> **Written problem**
Select the lines that hold the word "data" and copy each one.

> **Entries shown**
>>>
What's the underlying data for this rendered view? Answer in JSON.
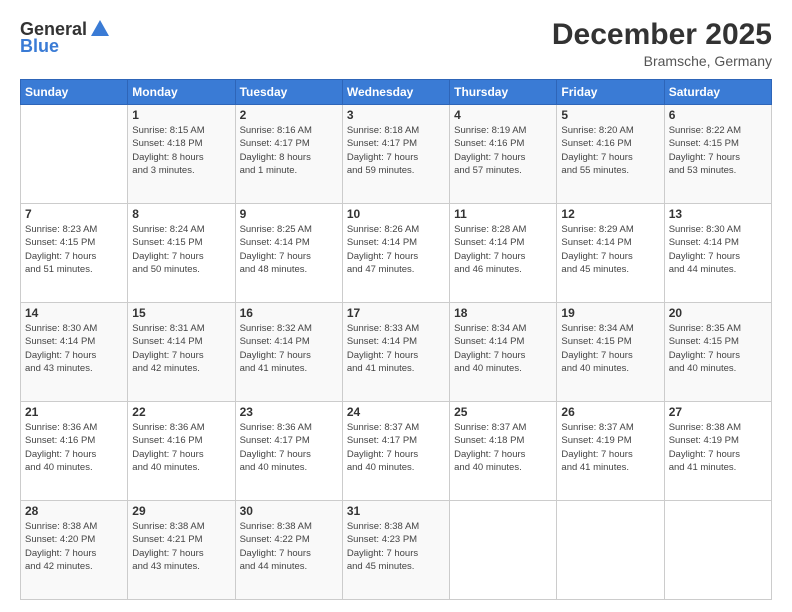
{
  "header": {
    "logo_general": "General",
    "logo_blue": "Blue",
    "month_title": "December 2025",
    "location": "Bramsche, Germany"
  },
  "days_of_week": [
    "Sunday",
    "Monday",
    "Tuesday",
    "Wednesday",
    "Thursday",
    "Friday",
    "Saturday"
  ],
  "weeks": [
    [
      {
        "day": "",
        "info": ""
      },
      {
        "day": "1",
        "info": "Sunrise: 8:15 AM\nSunset: 4:18 PM\nDaylight: 8 hours\nand 3 minutes."
      },
      {
        "day": "2",
        "info": "Sunrise: 8:16 AM\nSunset: 4:17 PM\nDaylight: 8 hours\nand 1 minute."
      },
      {
        "day": "3",
        "info": "Sunrise: 8:18 AM\nSunset: 4:17 PM\nDaylight: 7 hours\nand 59 minutes."
      },
      {
        "day": "4",
        "info": "Sunrise: 8:19 AM\nSunset: 4:16 PM\nDaylight: 7 hours\nand 57 minutes."
      },
      {
        "day": "5",
        "info": "Sunrise: 8:20 AM\nSunset: 4:16 PM\nDaylight: 7 hours\nand 55 minutes."
      },
      {
        "day": "6",
        "info": "Sunrise: 8:22 AM\nSunset: 4:15 PM\nDaylight: 7 hours\nand 53 minutes."
      }
    ],
    [
      {
        "day": "7",
        "info": "Sunrise: 8:23 AM\nSunset: 4:15 PM\nDaylight: 7 hours\nand 51 minutes."
      },
      {
        "day": "8",
        "info": "Sunrise: 8:24 AM\nSunset: 4:15 PM\nDaylight: 7 hours\nand 50 minutes."
      },
      {
        "day": "9",
        "info": "Sunrise: 8:25 AM\nSunset: 4:14 PM\nDaylight: 7 hours\nand 48 minutes."
      },
      {
        "day": "10",
        "info": "Sunrise: 8:26 AM\nSunset: 4:14 PM\nDaylight: 7 hours\nand 47 minutes."
      },
      {
        "day": "11",
        "info": "Sunrise: 8:28 AM\nSunset: 4:14 PM\nDaylight: 7 hours\nand 46 minutes."
      },
      {
        "day": "12",
        "info": "Sunrise: 8:29 AM\nSunset: 4:14 PM\nDaylight: 7 hours\nand 45 minutes."
      },
      {
        "day": "13",
        "info": "Sunrise: 8:30 AM\nSunset: 4:14 PM\nDaylight: 7 hours\nand 44 minutes."
      }
    ],
    [
      {
        "day": "14",
        "info": "Sunrise: 8:30 AM\nSunset: 4:14 PM\nDaylight: 7 hours\nand 43 minutes."
      },
      {
        "day": "15",
        "info": "Sunrise: 8:31 AM\nSunset: 4:14 PM\nDaylight: 7 hours\nand 42 minutes."
      },
      {
        "day": "16",
        "info": "Sunrise: 8:32 AM\nSunset: 4:14 PM\nDaylight: 7 hours\nand 41 minutes."
      },
      {
        "day": "17",
        "info": "Sunrise: 8:33 AM\nSunset: 4:14 PM\nDaylight: 7 hours\nand 41 minutes."
      },
      {
        "day": "18",
        "info": "Sunrise: 8:34 AM\nSunset: 4:14 PM\nDaylight: 7 hours\nand 40 minutes."
      },
      {
        "day": "19",
        "info": "Sunrise: 8:34 AM\nSunset: 4:15 PM\nDaylight: 7 hours\nand 40 minutes."
      },
      {
        "day": "20",
        "info": "Sunrise: 8:35 AM\nSunset: 4:15 PM\nDaylight: 7 hours\nand 40 minutes."
      }
    ],
    [
      {
        "day": "21",
        "info": "Sunrise: 8:36 AM\nSunset: 4:16 PM\nDaylight: 7 hours\nand 40 minutes."
      },
      {
        "day": "22",
        "info": "Sunrise: 8:36 AM\nSunset: 4:16 PM\nDaylight: 7 hours\nand 40 minutes."
      },
      {
        "day": "23",
        "info": "Sunrise: 8:36 AM\nSunset: 4:17 PM\nDaylight: 7 hours\nand 40 minutes."
      },
      {
        "day": "24",
        "info": "Sunrise: 8:37 AM\nSunset: 4:17 PM\nDaylight: 7 hours\nand 40 minutes."
      },
      {
        "day": "25",
        "info": "Sunrise: 8:37 AM\nSunset: 4:18 PM\nDaylight: 7 hours\nand 40 minutes."
      },
      {
        "day": "26",
        "info": "Sunrise: 8:37 AM\nSunset: 4:19 PM\nDaylight: 7 hours\nand 41 minutes."
      },
      {
        "day": "27",
        "info": "Sunrise: 8:38 AM\nSunset: 4:19 PM\nDaylight: 7 hours\nand 41 minutes."
      }
    ],
    [
      {
        "day": "28",
        "info": "Sunrise: 8:38 AM\nSunset: 4:20 PM\nDaylight: 7 hours\nand 42 minutes."
      },
      {
        "day": "29",
        "info": "Sunrise: 8:38 AM\nSunset: 4:21 PM\nDaylight: 7 hours\nand 43 minutes."
      },
      {
        "day": "30",
        "info": "Sunrise: 8:38 AM\nSunset: 4:22 PM\nDaylight: 7 hours\nand 44 minutes."
      },
      {
        "day": "31",
        "info": "Sunrise: 8:38 AM\nSunset: 4:23 PM\nDaylight: 7 hours\nand 45 minutes."
      },
      {
        "day": "",
        "info": ""
      },
      {
        "day": "",
        "info": ""
      },
      {
        "day": "",
        "info": ""
      }
    ]
  ]
}
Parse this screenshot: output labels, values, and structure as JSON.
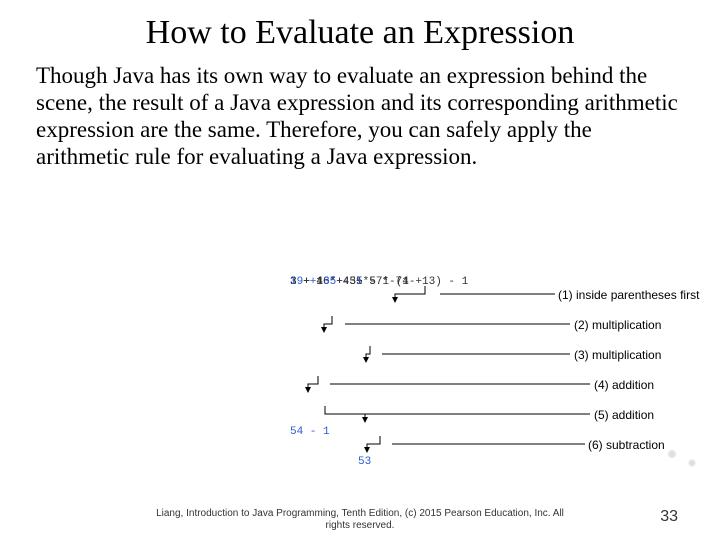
{
  "title": "How to Evaluate an Expression",
  "body": "Though Java has its own way to evaluate an expression behind the scene, the result of a Java expression and its corresponding arithmetic expression are the same. Therefore, you can safely apply the arithmetic rule for evaluating a Java expression.",
  "steps": {
    "line1": "3 + 4 * 4 + 5 * (4 + 3) - 1",
    "line2": "3 + 4 * 4 + 5 * 7 - 1",
    "line3": "3 + 16 + 5 * 7 - 1",
    "line4": "3 + 16 + 35 - 1",
    "line5": "19 + 35 - 1",
    "line6": "54 - 1",
    "line7": "53"
  },
  "annotations": {
    "a1": "(1) inside parentheses first",
    "a2": "(2) multiplication",
    "a3": "(3) multiplication",
    "a4": "(4) addition",
    "a5": "(5) addition",
    "a6": "(6) subtraction"
  },
  "footer": {
    "line1": "Liang, Introduction to Java Programming, Tenth Edition, (c) 2015 Pearson Education, Inc. All",
    "line2": "rights reserved."
  },
  "page": "33"
}
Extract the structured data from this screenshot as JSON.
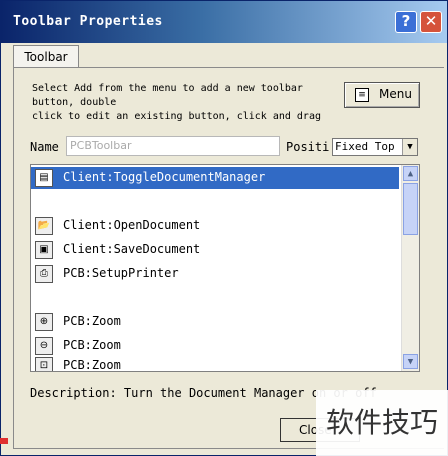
{
  "window": {
    "title": "Toolbar Properties",
    "help_label": "?",
    "close_label": "✕"
  },
  "tabs": [
    {
      "label": "Toolbar"
    }
  ],
  "instructions": {
    "line1": "Select Add from the menu to add a new toolbar",
    "line2": "button, double",
    "line3": "click to edit an existing button, click and drag"
  },
  "menu_button": {
    "label": "Menu",
    "icon": "menu-icon"
  },
  "name_field": {
    "label": "Name",
    "value": "PCBToolbar"
  },
  "position_field": {
    "label": "Positi",
    "value": "Fixed Top"
  },
  "toolbar_items": [
    {
      "icon": "document-manager-icon",
      "label": "Client:ToggleDocumentManager",
      "selected": true
    },
    {
      "icon": "",
      "label": ""
    },
    {
      "icon": "open-folder-icon",
      "label": "Client:OpenDocument"
    },
    {
      "icon": "save-icon",
      "label": "Client:SaveDocument"
    },
    {
      "icon": "printer-icon",
      "label": "PCB:SetupPrinter"
    },
    {
      "icon": "",
      "label": ""
    },
    {
      "icon": "zoom-in-icon",
      "label": "PCB:Zoom"
    },
    {
      "icon": "zoom-out-icon",
      "label": "PCB:Zoom"
    },
    {
      "icon": "zoom-area-icon",
      "label": "PCB:Zoom"
    }
  ],
  "description": {
    "text": "Description: Turn the Document Manager on or off"
  },
  "close_button": {
    "label": "Close"
  },
  "watermark": {
    "text": "软件技巧"
  },
  "colors": {
    "selection": "#316ac5",
    "titlebar": "#0a246a"
  }
}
<<<
> **Solution below**
What's the underlying data for this rendered view? Answer in JSON.
Extract the structured data from this screenshot as JSON.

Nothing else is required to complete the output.